■ **EXTRACTED DATA**
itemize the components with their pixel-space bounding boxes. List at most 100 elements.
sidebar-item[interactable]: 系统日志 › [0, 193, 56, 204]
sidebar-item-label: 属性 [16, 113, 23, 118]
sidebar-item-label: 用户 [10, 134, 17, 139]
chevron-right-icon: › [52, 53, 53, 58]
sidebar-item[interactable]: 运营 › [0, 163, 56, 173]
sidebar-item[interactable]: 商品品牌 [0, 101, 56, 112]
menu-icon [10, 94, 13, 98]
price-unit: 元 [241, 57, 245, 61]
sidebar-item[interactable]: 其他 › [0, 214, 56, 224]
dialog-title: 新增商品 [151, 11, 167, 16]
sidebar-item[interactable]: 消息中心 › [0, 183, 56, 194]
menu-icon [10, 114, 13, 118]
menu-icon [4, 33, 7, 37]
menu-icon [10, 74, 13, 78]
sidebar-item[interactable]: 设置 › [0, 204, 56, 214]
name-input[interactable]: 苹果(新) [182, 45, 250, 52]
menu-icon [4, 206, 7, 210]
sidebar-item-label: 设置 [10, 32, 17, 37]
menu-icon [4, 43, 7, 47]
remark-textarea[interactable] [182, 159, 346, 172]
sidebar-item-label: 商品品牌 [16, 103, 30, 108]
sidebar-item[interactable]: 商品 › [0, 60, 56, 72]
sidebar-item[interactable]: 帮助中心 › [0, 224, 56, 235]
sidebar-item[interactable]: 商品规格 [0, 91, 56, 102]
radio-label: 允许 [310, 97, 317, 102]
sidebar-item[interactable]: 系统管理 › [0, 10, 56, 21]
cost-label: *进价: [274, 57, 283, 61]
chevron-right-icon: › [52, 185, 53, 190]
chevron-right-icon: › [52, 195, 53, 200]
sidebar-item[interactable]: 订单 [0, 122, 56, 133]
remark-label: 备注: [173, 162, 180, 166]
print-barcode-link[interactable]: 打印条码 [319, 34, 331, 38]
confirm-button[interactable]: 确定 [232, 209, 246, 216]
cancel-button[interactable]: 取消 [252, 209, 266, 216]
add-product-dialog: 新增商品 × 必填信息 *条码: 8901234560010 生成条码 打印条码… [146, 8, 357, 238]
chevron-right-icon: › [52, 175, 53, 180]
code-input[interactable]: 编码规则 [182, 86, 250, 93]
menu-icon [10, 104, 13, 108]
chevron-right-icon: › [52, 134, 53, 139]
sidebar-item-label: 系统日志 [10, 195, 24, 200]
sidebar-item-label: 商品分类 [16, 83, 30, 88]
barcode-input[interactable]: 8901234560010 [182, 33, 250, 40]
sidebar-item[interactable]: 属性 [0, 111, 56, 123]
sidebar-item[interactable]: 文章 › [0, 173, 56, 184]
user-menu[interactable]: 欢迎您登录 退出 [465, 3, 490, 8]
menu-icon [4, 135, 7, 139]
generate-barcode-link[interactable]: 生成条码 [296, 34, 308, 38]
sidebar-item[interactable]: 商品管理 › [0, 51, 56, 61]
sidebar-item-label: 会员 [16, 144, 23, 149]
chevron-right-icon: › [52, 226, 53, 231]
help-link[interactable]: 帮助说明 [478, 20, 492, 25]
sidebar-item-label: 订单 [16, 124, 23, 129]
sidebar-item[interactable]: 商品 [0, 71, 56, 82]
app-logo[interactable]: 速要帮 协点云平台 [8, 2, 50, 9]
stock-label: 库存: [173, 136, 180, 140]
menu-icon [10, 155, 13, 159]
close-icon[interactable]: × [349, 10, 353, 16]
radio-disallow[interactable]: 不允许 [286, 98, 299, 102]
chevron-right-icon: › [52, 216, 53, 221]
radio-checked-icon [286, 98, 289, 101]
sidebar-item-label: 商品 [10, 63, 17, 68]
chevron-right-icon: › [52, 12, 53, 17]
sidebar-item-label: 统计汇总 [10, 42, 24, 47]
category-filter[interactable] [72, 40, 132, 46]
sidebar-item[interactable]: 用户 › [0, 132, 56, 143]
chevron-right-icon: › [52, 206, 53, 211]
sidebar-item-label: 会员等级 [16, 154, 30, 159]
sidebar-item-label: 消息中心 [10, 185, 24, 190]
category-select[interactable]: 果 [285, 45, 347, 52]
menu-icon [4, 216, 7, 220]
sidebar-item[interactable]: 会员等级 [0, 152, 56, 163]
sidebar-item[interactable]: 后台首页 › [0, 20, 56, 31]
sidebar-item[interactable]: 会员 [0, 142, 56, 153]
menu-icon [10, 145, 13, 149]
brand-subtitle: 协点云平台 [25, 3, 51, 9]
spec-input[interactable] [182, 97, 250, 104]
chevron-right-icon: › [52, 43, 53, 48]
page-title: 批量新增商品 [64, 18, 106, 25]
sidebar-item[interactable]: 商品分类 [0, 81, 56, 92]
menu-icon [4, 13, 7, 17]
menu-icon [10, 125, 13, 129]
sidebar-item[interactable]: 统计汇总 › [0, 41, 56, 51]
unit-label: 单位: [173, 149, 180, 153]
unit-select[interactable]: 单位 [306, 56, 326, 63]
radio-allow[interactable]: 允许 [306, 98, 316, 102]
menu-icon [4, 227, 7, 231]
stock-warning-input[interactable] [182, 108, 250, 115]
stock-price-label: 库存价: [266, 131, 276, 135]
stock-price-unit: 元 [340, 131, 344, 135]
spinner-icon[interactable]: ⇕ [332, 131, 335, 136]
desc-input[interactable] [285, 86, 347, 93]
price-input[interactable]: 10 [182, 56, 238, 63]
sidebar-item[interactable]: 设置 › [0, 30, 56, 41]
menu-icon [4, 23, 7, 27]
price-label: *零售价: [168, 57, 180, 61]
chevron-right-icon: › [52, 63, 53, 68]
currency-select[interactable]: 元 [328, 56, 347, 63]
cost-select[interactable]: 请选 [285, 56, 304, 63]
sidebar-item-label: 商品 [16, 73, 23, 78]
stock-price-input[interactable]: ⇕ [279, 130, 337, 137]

■ **YOUR INSTRUCTIONS**
Reproduce the items above line for line, with no changes.

■ **WRITTEN SOLUTION**
itemize the components with their pixel-space bounding boxes. List at most 100 elements.
sidebar-item[interactable]: 系统日志 › [0, 193, 56, 204]
sidebar-item-label: 属性 [16, 113, 23, 118]
sidebar-item-label: 用户 [10, 134, 17, 139]
chevron-right-icon: › [52, 53, 53, 58]
sidebar-item[interactable]: 运营 › [0, 163, 56, 173]
sidebar-item[interactable]: 商品品牌 [0, 101, 56, 112]
menu-icon [10, 94, 13, 98]
price-unit: 元 [241, 57, 245, 61]
sidebar-item[interactable]: 其他 › [0, 214, 56, 224]
dialog-title: 新增商品 [151, 11, 167, 16]
sidebar-item[interactable]: 消息中心 › [0, 183, 56, 194]
menu-icon [10, 114, 13, 118]
menu-icon [4, 33, 7, 37]
menu-icon [10, 74, 13, 78]
sidebar-item[interactable]: 设置 › [0, 204, 56, 214]
name-input[interactable]: 苹果(新) [182, 45, 250, 52]
menu-icon [4, 206, 7, 210]
sidebar-item-label: 设置 [10, 32, 17, 37]
menu-icon [4, 43, 7, 47]
remark-textarea[interactable] [182, 159, 346, 172]
sidebar-item-label: 商品品牌 [16, 103, 30, 108]
sidebar-item[interactable]: 商品 › [0, 60, 56, 72]
sidebar-item[interactable]: 帮助中心 › [0, 224, 56, 235]
sidebar-item[interactable]: 商品规格 [0, 91, 56, 102]
radio-label: 允许 [310, 97, 317, 102]
sidebar-item[interactable]: 系统管理 › [0, 10, 56, 21]
cost-label: *进价: [274, 57, 283, 61]
chevron-right-icon: › [52, 185, 53, 190]
chevron-right-icon: › [52, 195, 53, 200]
sidebar-item[interactable]: 订单 [0, 122, 56, 133]
remark-label: 备注: [173, 162, 180, 166]
print-barcode-link[interactable]: 打印条码 [319, 34, 331, 38]
confirm-button[interactable]: 确定 [232, 209, 246, 216]
cancel-button[interactable]: 取消 [252, 209, 266, 216]
add-product-dialog: 新增商品 × 必填信息 *条码: 8901234560010 生成条码 打印条码… [146, 8, 357, 238]
chevron-right-icon: › [52, 175, 53, 180]
code-input[interactable]: 编码规则 [182, 86, 250, 93]
menu-icon [10, 104, 13, 108]
chevron-right-icon: › [52, 134, 53, 139]
sidebar-item-label: 系统日志 [10, 195, 24, 200]
sidebar-item-label: 商品分类 [16, 83, 30, 88]
barcode-input[interactable]: 8901234560010 [182, 33, 250, 40]
sidebar-item[interactable]: 属性 [0, 111, 56, 123]
sidebar-item[interactable]: 文章 › [0, 173, 56, 184]
user-menu[interactable]: 欢迎您登录 退出 [465, 3, 490, 8]
menu-icon [4, 135, 7, 139]
generate-barcode-link[interactable]: 生成条码 [296, 34, 308, 38]
sidebar-item[interactable]: 商品管理 › [0, 51, 56, 61]
sidebar-item-label: 会员 [16, 144, 23, 149]
chevron-right-icon: › [52, 226, 53, 231]
help-link[interactable]: 帮助说明 [478, 20, 492, 25]
sidebar-item-label: 订单 [16, 124, 23, 129]
sidebar-item[interactable]: 商品 [0, 71, 56, 82]
app-logo[interactable]: 速要帮 协点云平台 [8, 2, 50, 9]
stock-label: 库存: [173, 136, 180, 140]
menu-icon [10, 155, 13, 159]
close-icon[interactable]: × [349, 10, 353, 16]
radio-disallow[interactable]: 不允许 [286, 98, 299, 102]
chevron-right-icon: › [52, 216, 53, 221]
radio-checked-icon [286, 98, 289, 101]
sidebar-item-label: 商品 [10, 63, 17, 68]
chevron-right-icon: › [52, 12, 53, 17]
sidebar-item-label: 统计汇总 [10, 42, 24, 47]
category-filter[interactable] [72, 40, 132, 46]
sidebar-item[interactable]: 用户 › [0, 132, 56, 143]
chevron-right-icon: › [52, 206, 53, 211]
sidebar-item-label: 会员等级 [16, 154, 30, 159]
sidebar-item-label: 消息中心 [10, 185, 24, 190]
category-select[interactable]: 果 [285, 45, 347, 52]
menu-icon [4, 216, 7, 220]
sidebar-item[interactable]: 会员等级 [0, 152, 56, 163]
sidebar-item[interactable]: 后台首页 › [0, 20, 56, 31]
sidebar-item[interactable]: 会员 [0, 142, 56, 153]
menu-icon [10, 145, 13, 149]
brand-subtitle: 协点云平台 [25, 3, 51, 9]
spec-input[interactable] [182, 97, 250, 104]
chevron-right-icon: › [52, 43, 53, 48]
page-title: 批量新增商品 [64, 18, 106, 25]
sidebar-item[interactable]: 商品分类 [0, 81, 56, 92]
menu-icon [4, 13, 7, 17]
menu-icon [10, 125, 13, 129]
sidebar-item[interactable]: 统计汇总 › [0, 41, 56, 51]
unit-label: 单位: [173, 149, 180, 153]
unit-select[interactable]: 单位 [306, 56, 326, 63]
radio-allow[interactable]: 允许 [306, 98, 316, 102]
menu-icon [4, 227, 7, 231]
stock-warning-input[interactable] [182, 108, 250, 115]
stock-price-label: 库存价: [266, 131, 276, 135]
stock-price-unit: 元 [340, 131, 344, 135]
spinner-icon[interactable]: ⇕ [332, 131, 335, 136]
desc-input[interactable] [285, 86, 347, 93]
price-input[interactable]: 10 [182, 56, 238, 63]
sidebar-item[interactable]: 设置 › [0, 30, 56, 41]
menu-icon [4, 23, 7, 27]
price-label: *零售价: [168, 57, 180, 61]
chevron-right-icon: › [52, 63, 53, 68]
currency-select[interactable]: 元 [328, 56, 347, 63]
cost-select[interactable]: 请选 [285, 56, 304, 63]
sidebar-item-label: 商品 [16, 73, 23, 78]
stock-price-input[interactable]: ⇕ [279, 130, 337, 137]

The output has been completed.